━━━━━ MATERIAL PROVIDED ━━━━━

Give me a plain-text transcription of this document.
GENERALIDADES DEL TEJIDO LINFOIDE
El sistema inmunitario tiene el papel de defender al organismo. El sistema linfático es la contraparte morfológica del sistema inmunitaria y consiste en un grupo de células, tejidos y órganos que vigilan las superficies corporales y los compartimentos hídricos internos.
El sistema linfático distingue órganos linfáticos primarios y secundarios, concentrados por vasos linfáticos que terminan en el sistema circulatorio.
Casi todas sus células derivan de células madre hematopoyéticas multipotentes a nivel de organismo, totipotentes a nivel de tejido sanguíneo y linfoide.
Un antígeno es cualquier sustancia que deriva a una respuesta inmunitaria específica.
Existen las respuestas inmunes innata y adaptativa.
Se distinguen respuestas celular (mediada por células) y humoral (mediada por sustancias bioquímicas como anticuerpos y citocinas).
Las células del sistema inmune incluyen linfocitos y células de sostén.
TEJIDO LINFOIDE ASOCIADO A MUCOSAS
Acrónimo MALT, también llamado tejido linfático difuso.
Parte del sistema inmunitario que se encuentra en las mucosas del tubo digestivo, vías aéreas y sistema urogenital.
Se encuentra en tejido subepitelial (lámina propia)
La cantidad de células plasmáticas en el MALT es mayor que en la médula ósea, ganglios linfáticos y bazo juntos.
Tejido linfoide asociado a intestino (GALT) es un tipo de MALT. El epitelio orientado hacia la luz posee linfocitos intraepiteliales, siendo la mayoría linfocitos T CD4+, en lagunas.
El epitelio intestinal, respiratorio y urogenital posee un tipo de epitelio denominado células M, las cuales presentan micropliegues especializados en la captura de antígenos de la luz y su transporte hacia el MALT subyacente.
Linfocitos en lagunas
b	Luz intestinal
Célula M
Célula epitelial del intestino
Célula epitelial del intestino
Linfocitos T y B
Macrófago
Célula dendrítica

━━━━━
━━━━━ MATERIAL PROVIDED ━━━━━

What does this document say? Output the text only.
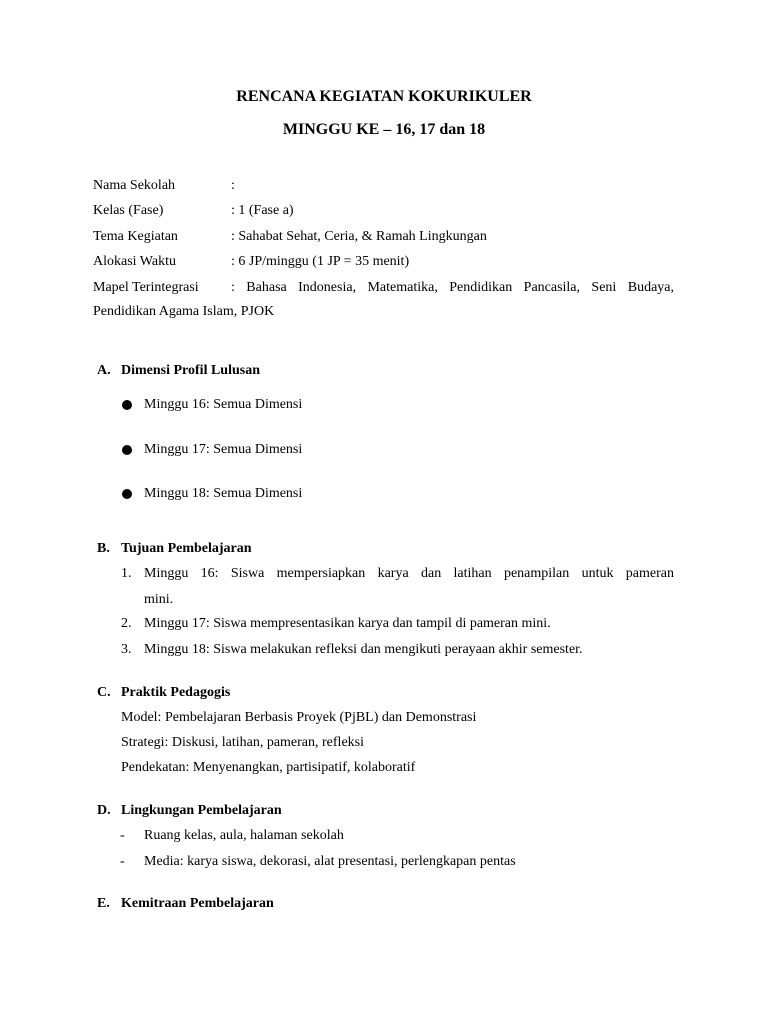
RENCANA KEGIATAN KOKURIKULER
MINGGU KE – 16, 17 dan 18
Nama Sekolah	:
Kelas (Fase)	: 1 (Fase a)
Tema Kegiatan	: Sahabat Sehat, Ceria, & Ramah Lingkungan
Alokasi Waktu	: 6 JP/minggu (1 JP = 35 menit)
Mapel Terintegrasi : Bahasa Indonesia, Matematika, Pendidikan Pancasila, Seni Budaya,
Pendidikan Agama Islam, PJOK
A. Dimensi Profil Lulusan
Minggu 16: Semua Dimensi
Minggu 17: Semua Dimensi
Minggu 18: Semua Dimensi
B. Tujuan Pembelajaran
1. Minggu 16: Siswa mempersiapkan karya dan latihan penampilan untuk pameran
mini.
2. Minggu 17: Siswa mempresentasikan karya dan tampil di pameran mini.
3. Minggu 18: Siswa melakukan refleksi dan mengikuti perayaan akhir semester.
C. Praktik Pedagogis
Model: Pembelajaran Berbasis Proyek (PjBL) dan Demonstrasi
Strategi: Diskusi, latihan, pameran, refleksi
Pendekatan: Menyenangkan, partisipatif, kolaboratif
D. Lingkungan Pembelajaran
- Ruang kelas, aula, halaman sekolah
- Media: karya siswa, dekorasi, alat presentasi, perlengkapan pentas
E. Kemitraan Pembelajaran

━━━━━

**EXERCISE DIRECTIONS:** Copy and report every line where the word "this" is present.

**EXERCISE OUTPUT:**
Give me a plain-text transcription of this document.
What does this document say? Output the text only.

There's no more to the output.